— START Material supplied —

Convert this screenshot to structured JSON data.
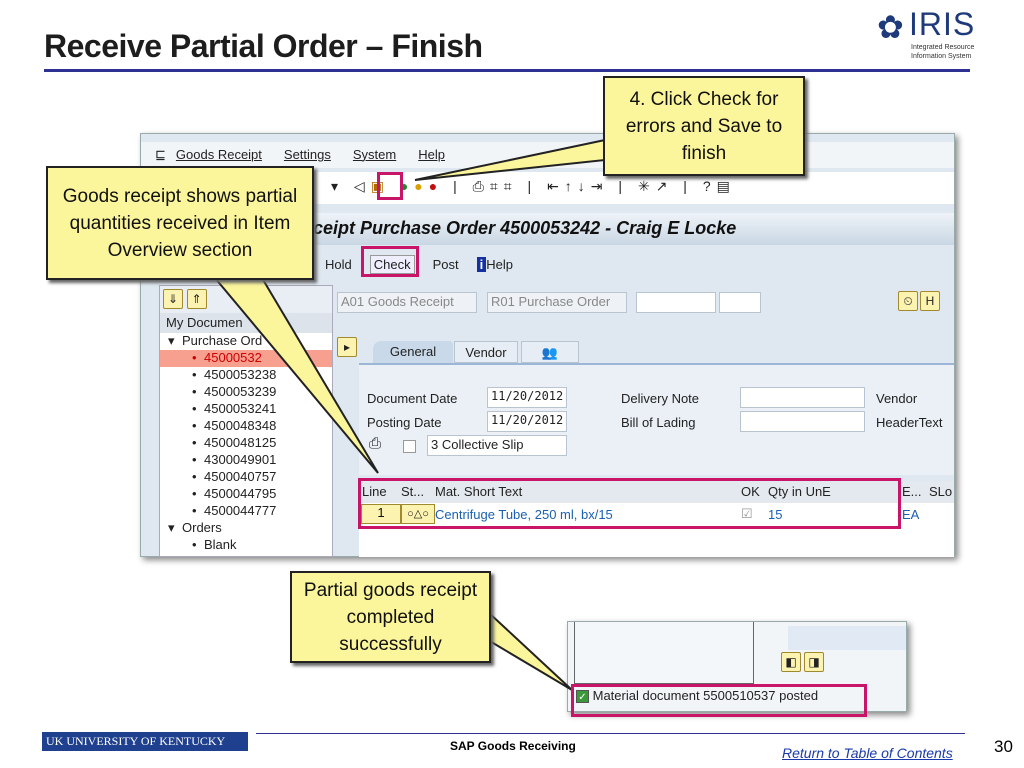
{
  "slide": {
    "title": "Receive Partial Order – Finish",
    "page_number": "30",
    "footer_center": "SAP Goods Receiving",
    "footer_link": "Return to Table of Contents",
    "logo_text": "IRIS",
    "logo_sub1": "Integrated Resource",
    "logo_sub2": "Information System",
    "uk_logo": "UK UNIVERSITY OF KENTUCKY"
  },
  "callouts": {
    "left": "Goods receipt shows partial quantities received in Item Overview section",
    "top": "4. Click Check for errors and Save to finish",
    "bottom": "Partial goods receipt completed successfully"
  },
  "sap": {
    "menu": [
      "Goods Receipt",
      "Settings",
      "System",
      "Help"
    ],
    "window_title": "Goods Receipt Purchase Order 4500053242 - Craig E Locke",
    "window_title_visible": "ceipt Purchase Order 4500053242 - Craig E Locke",
    "app_toolbar": {
      "hold": "Hold",
      "check": "Check",
      "post": "Post",
      "help": "Help"
    },
    "action": "A01 Goods Receipt",
    "ref_doc": "R01 Purchase Order",
    "tree": {
      "header": "My Documen",
      "purchase_orders": "Purchase Ord",
      "po_items": [
        "45000532",
        "4500053238",
        "4500053239",
        "4500053241",
        "4500048348",
        "4500048125",
        "4300049901",
        "4500040757",
        "4500044795",
        "4500044777"
      ],
      "orders": "Orders",
      "blank": "Blank"
    },
    "tabs": [
      "General",
      "Vendor"
    ],
    "header_fields": {
      "document_date_label": "Document Date",
      "document_date": "11/20/2012",
      "posting_date_label": "Posting Date",
      "posting_date": "11/20/2012",
      "delivery_note_label": "Delivery Note",
      "bill_of_lading_label": "Bill of Lading",
      "vendor_label": "Vendor",
      "header_text_label": "HeaderText",
      "slip": "3 Collective Slip"
    },
    "items": {
      "columns": [
        "Line",
        "St...",
        "Mat. Short Text",
        "OK",
        "Qty in UnE",
        "E...",
        "SLo"
      ],
      "rows": [
        {
          "line": "1",
          "text": "Centrifuge Tube, 250 ml, bx/15",
          "qty": "15",
          "unit": "EA"
        }
      ]
    },
    "status_message": "Material document 5500510537 posted"
  },
  "colors": {
    "highlight": "#c8156a",
    "callout": "#fbf59b",
    "title_rule": "#2e3192"
  }
}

— END Material supplied —

◆ Problem statement
Omit the pictures, then quote the rest of the material above exactly.

◆ Response for this exercise
Convert this screenshot to structured JSON data.
{
  "slide": {
    "title": "Receive Partial Order – Finish",
    "page_number": "30",
    "footer_center": "SAP Goods Receiving",
    "footer_link": "Return to Table of Contents",
    "logo_text": "IRIS",
    "logo_sub1": "Integrated Resource",
    "logo_sub2": "Information System",
    "uk_logo": "UK UNIVERSITY OF KENTUCKY"
  },
  "callouts": {
    "left": "Goods receipt shows partial quantities received in Item Overview section",
    "top": "4. Click Check for errors and Save to finish",
    "bottom": "Partial goods receipt completed successfully"
  },
  "sap": {
    "menu": [
      "Goods Receipt",
      "Settings",
      "System",
      "Help"
    ],
    "window_title": "Goods Receipt Purchase Order 4500053242 - Craig E Locke",
    "window_title_visible": "ceipt Purchase Order 4500053242 - Craig E Locke",
    "app_toolbar": {
      "hold": "Hold",
      "check": "Check",
      "post": "Post",
      "help": "Help"
    },
    "action": "A01 Goods Receipt",
    "ref_doc": "R01 Purchase Order",
    "tree": {
      "header": "My Documen",
      "purchase_orders": "Purchase Ord",
      "po_items": [
        "45000532",
        "4500053238",
        "4500053239",
        "4500053241",
        "4500048348",
        "4500048125",
        "4300049901",
        "4500040757",
        "4500044795",
        "4500044777"
      ],
      "orders": "Orders",
      "blank": "Blank"
    },
    "tabs": [
      "General",
      "Vendor"
    ],
    "header_fields": {
      "document_date_label": "Document Date",
      "document_date": "11/20/2012",
      "posting_date_label": "Posting Date",
      "posting_date": "11/20/2012",
      "delivery_note_label": "Delivery Note",
      "bill_of_lading_label": "Bill of Lading",
      "vendor_label": "Vendor",
      "header_text_label": "HeaderText",
      "slip": "3 Collective Slip"
    },
    "items": {
      "columns": [
        "Line",
        "St...",
        "Mat. Short Text",
        "OK",
        "Qty in UnE",
        "E...",
        "SLo"
      ],
      "rows": [
        {
          "line": "1",
          "text": "Centrifuge Tube, 250 ml, bx/15",
          "qty": "15",
          "unit": "EA"
        }
      ]
    },
    "status_message": "Material document 5500510537 posted"
  },
  "colors": {
    "highlight": "#c8156a",
    "callout": "#fbf59b",
    "title_rule": "#2e3192"
  }
}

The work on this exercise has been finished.